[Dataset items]
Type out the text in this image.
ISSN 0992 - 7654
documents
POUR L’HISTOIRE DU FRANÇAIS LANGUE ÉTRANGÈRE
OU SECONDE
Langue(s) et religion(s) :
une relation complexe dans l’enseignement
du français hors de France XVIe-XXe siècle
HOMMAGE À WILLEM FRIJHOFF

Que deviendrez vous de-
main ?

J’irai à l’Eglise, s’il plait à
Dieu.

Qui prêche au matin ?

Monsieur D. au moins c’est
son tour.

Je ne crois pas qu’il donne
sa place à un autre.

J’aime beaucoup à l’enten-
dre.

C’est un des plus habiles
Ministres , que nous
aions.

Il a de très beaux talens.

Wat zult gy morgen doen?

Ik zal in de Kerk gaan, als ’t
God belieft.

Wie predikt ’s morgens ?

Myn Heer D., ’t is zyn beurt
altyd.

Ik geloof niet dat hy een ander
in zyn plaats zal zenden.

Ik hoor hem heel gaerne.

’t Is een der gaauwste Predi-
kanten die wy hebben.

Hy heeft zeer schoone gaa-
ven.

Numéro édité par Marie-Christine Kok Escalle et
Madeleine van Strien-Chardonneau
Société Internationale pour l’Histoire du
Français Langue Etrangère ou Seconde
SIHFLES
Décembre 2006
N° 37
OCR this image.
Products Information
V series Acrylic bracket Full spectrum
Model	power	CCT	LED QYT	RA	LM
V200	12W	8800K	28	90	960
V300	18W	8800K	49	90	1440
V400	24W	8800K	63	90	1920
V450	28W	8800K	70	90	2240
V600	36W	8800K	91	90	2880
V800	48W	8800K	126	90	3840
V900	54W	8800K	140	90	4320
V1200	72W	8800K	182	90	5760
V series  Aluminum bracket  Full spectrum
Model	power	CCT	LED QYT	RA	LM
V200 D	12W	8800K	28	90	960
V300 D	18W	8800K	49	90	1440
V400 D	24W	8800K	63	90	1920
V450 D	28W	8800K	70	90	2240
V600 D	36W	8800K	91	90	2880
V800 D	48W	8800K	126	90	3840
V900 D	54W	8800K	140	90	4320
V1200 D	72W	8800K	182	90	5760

» THE REQUEST: How many of the lines above hold the word "Full"? Give only that number.

» REPLY: 2